'''
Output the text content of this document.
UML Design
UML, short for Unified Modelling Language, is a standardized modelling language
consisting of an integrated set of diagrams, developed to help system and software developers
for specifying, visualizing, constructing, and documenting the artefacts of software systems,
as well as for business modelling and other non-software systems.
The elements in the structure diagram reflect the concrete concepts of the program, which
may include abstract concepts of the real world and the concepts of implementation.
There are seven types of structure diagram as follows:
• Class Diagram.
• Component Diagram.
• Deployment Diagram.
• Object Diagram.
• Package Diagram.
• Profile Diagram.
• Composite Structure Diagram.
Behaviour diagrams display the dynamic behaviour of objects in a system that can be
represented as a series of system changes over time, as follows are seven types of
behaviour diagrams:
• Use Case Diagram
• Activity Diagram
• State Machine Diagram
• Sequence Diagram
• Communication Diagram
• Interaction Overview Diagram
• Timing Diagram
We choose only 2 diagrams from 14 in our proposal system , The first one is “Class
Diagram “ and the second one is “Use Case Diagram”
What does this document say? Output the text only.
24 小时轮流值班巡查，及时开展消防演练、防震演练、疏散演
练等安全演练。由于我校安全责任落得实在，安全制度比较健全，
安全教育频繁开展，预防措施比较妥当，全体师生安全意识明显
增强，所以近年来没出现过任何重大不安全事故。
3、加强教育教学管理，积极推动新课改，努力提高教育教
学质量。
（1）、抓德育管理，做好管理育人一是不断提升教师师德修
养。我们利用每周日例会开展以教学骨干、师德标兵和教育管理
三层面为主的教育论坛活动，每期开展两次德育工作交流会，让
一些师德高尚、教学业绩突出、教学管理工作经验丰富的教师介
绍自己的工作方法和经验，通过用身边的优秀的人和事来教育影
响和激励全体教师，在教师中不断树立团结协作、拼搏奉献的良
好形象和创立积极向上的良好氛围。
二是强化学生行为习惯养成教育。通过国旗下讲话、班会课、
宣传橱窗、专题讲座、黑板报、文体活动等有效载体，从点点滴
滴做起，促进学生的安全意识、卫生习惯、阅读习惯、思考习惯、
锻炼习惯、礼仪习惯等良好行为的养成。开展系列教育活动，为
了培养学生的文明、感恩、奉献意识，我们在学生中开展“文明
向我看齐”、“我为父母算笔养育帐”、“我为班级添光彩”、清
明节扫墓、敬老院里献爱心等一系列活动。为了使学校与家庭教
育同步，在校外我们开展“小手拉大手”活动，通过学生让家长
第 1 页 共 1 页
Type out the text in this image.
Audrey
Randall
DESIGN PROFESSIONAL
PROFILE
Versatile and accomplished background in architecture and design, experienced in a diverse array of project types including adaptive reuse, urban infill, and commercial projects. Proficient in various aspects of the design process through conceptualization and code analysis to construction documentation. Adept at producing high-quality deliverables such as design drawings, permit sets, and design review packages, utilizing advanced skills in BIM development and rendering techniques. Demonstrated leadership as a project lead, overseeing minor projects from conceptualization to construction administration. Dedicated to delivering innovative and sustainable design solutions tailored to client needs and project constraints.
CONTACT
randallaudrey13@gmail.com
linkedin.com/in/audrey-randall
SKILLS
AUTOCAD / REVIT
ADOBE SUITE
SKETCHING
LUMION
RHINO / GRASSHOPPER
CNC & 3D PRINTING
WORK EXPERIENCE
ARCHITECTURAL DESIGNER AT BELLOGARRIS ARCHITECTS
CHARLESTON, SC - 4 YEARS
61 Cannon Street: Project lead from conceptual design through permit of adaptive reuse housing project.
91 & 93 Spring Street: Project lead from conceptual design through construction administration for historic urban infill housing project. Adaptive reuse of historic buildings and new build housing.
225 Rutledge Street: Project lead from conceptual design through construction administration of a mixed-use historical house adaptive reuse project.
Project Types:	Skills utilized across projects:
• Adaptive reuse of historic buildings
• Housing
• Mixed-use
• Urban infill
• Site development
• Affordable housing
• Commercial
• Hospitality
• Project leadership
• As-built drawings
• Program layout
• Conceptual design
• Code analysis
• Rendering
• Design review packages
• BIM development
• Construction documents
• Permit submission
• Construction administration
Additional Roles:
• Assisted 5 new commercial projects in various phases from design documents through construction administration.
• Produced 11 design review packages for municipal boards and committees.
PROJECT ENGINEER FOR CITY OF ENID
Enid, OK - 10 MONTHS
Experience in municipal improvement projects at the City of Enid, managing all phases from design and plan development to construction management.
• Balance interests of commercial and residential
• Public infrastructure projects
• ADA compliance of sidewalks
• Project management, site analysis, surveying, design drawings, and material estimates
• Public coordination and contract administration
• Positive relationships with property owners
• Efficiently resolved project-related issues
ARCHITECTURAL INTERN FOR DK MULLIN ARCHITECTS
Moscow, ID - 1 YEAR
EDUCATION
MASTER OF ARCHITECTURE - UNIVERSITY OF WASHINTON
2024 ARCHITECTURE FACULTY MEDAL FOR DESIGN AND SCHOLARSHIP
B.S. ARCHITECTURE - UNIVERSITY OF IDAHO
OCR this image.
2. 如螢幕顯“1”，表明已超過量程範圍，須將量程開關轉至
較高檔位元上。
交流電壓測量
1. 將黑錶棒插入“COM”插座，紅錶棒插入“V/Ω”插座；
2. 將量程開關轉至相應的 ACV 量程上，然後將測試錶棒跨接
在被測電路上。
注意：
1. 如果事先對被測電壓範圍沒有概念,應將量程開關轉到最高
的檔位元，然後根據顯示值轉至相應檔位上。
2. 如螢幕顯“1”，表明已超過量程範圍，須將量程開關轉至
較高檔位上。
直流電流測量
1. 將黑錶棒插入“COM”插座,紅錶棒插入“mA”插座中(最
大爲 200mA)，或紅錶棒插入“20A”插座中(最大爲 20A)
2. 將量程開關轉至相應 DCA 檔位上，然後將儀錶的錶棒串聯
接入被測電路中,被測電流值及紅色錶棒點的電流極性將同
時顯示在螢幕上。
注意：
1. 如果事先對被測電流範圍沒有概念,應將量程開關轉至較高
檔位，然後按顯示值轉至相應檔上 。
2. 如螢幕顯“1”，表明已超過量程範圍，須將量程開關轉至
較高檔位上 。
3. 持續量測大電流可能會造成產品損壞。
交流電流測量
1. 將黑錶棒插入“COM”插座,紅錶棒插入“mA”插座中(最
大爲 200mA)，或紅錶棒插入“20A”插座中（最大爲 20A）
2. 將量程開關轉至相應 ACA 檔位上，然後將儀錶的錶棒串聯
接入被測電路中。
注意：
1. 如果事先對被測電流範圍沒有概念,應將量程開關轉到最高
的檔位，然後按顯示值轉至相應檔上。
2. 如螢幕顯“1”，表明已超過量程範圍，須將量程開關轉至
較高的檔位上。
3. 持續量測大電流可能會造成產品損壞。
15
'''
Provide all the records again, word for word.

Output the text content of this document.
UML Design
UML, short for Unified Modelling Language, is a standardized modelling language
consisting of an integrated set of diagrams, developed to help system and software developers
for specifying, visualizing, constructing, and documenting the artefacts of software systems,
as well as for business modelling and other non-software systems.
The elements in the structure diagram reflect the concrete concepts of the program, which
may include abstract concepts of the real world and the concepts of implementation.
There are seven types of structure diagram as follows:
• Class Diagram.
• Component Diagram.
• Deployment Diagram.
• Object Diagram.
• Package Diagram.
• Profile Diagram.
• Composite Structure Diagram.
Behaviour diagrams display the dynamic behaviour of objects in a system that can be
represented as a series of system changes over time, as follows are seven types of
behaviour diagrams:
• Use Case Diagram
• Activity Diagram
• State Machine Diagram
• Sequence Diagram
• Communication Diagram
• Interaction Overview Diagram
• Timing Diagram
We choose only 2 diagrams from 14 in our proposal system , The first one is “Class
Diagram “ and the second one is “Use Case Diagram”
What does this document say? Output the text only.
24 小时轮流值班巡查，及时开展消防演练、防震演练、疏散演
练等安全演练。由于我校安全责任落得实在，安全制度比较健全，
安全教育频繁开展，预防措施比较妥当，全体师生安全意识明显
增强，所以近年来没出现过任何重大不安全事故。
3、加强教育教学管理，积极推动新课改，努力提高教育教
学质量。
（1）、抓德育管理，做好管理育人一是不断提升教师师德修
养。我们利用每周日例会开展以教学骨干、师德标兵和教育管理
三层面为主的教育论坛活动，每期开展两次德育工作交流会，让
一些师德高尚、教学业绩突出、教学管理工作经验丰富的教师介
绍自己的工作方法和经验，通过用身边的优秀的人和事来教育影
响和激励全体教师，在教师中不断树立团结协作、拼搏奉献的良
好形象和创立积极向上的良好氛围。
二是强化学生行为习惯养成教育。通过国旗下讲话、班会课、
宣传橱窗、专题讲座、黑板报、文体活动等有效载体，从点点滴
滴做起，促进学生的安全意识、卫生习惯、阅读习惯、思考习惯、
锻炼习惯、礼仪习惯等良好行为的养成。开展系列教育活动，为
了培养学生的文明、感恩、奉献意识，我们在学生中开展“文明
向我看齐”、“我为父母算笔养育帐”、“我为班级添光彩”、清
明节扫墓、敬老院里献爱心等一系列活动。为了使学校与家庭教
育同步，在校外我们开展“小手拉大手”活动，通过学生让家长
第 1 页 共 1 页
Type out the text in this image.
Audrey
Randall
DESIGN PROFESSIONAL
PROFILE
Versatile and accomplished background in architecture and design, experienced in a diverse array of project types including adaptive reuse, urban infill, and commercial projects. Proficient in various aspects of the design process through conceptualization and code analysis to construction documentation. Adept at producing high-quality deliverables such as design drawings, permit sets, and design review packages, utilizing advanced skills in BIM development and rendering techniques. Demonstrated leadership as a project lead, overseeing minor projects from conceptualization to construction administration. Dedicated to delivering innovative and sustainable design solutions tailored to client needs and project constraints.
CONTACT
randallaudrey13@gmail.com
linkedin.com/in/audrey-randall
SKILLS
AUTOCAD / REVIT
ADOBE SUITE
SKETCHING
LUMION
RHINO / GRASSHOPPER
CNC & 3D PRINTING
WORK EXPERIENCE
ARCHITECTURAL DESIGNER AT BELLOGARRIS ARCHITECTS
CHARLESTON, SC - 4 YEARS
61 Cannon Street: Project lead from conceptual design through permit of adaptive reuse housing project.
91 & 93 Spring Street: Project lead from conceptual design through construction administration for historic urban infill housing project. Adaptive reuse of historic buildings and new build housing.
225 Rutledge Street: Project lead from conceptual design through construction administration of a mixed-use historical house adaptive reuse project.
Project Types:	Skills utilized across projects:
• Adaptive reuse of historic buildings
• Housing
• Mixed-use
• Urban infill
• Site development
• Affordable housing
• Commercial
• Hospitality
• Project leadership
• As-built drawings
• Program layout
• Conceptual design
• Code analysis
• Rendering
• Design review packages
• BIM development
• Construction documents
• Permit submission
• Construction administration
Additional Roles:
• Assisted 5 new commercial projects in various phases from design documents through construction administration.
• Produced 11 design review packages for municipal boards and committees.
PROJECT ENGINEER FOR CITY OF ENID
Enid, OK - 10 MONTHS
Experience in municipal improvement projects at the City of Enid, managing all phases from design and plan development to construction management.
• Balance interests of commercial and residential
• Public infrastructure projects
• ADA compliance of sidewalks
• Project management, site analysis, surveying, design drawings, and material estimates
• Public coordination and contract administration
• Positive relationships with property owners
• Efficiently resolved project-related issues
ARCHITECTURAL INTERN FOR DK MULLIN ARCHITECTS
Moscow, ID - 1 YEAR
EDUCATION
MASTER OF ARCHITECTURE - UNIVERSITY OF WASHINTON
2024 ARCHITECTURE FACULTY MEDAL FOR DESIGN AND SCHOLARSHIP
B.S. ARCHITECTURE - UNIVERSITY OF IDAHO
OCR this image.
2. 如螢幕顯“1”，表明已超過量程範圍，須將量程開關轉至
較高檔位元上。
交流電壓測量
1. 將黑錶棒插入“COM”插座，紅錶棒插入“V/Ω”插座；
2. 將量程開關轉至相應的 ACV 量程上，然後將測試錶棒跨接
在被測電路上。
注意：
1. 如果事先對被測電壓範圍沒有概念,應將量程開關轉到最高
的檔位元，然後根據顯示值轉至相應檔位上。
2. 如螢幕顯“1”，表明已超過量程範圍，須將量程開關轉至
較高檔位上。
直流電流測量
1. 將黑錶棒插入“COM”插座,紅錶棒插入“mA”插座中(最
大爲 200mA)，或紅錶棒插入“20A”插座中(最大爲 20A)
2. 將量程開關轉至相應 DCA 檔位上，然後將儀錶的錶棒串聯
接入被測電路中,被測電流值及紅色錶棒點的電流極性將同
時顯示在螢幕上。
注意：
1. 如果事先對被測電流範圍沒有概念,應將量程開關轉至較高
檔位，然後按顯示值轉至相應檔上 。
2. 如螢幕顯“1”，表明已超過量程範圍，須將量程開關轉至
較高檔位上 。
3. 持續量測大電流可能會造成產品損壞。
交流電流測量
1. 將黑錶棒插入“COM”插座,紅錶棒插入“mA”插座中(最
大爲 200mA)，或紅錶棒插入“20A”插座中（最大爲 20A）
2. 將量程開關轉至相應 ACA 檔位上，然後將儀錶的錶棒串聯
接入被測電路中。
注意：
1. 如果事先對被測電流範圍沒有概念,應將量程開關轉到最高
的檔位，然後按顯示值轉至相應檔上。
2. 如螢幕顯“1”，表明已超過量程範圍，須將量程開關轉至
較高的檔位上。
3. 持續量測大電流可能會造成產品損壞。
15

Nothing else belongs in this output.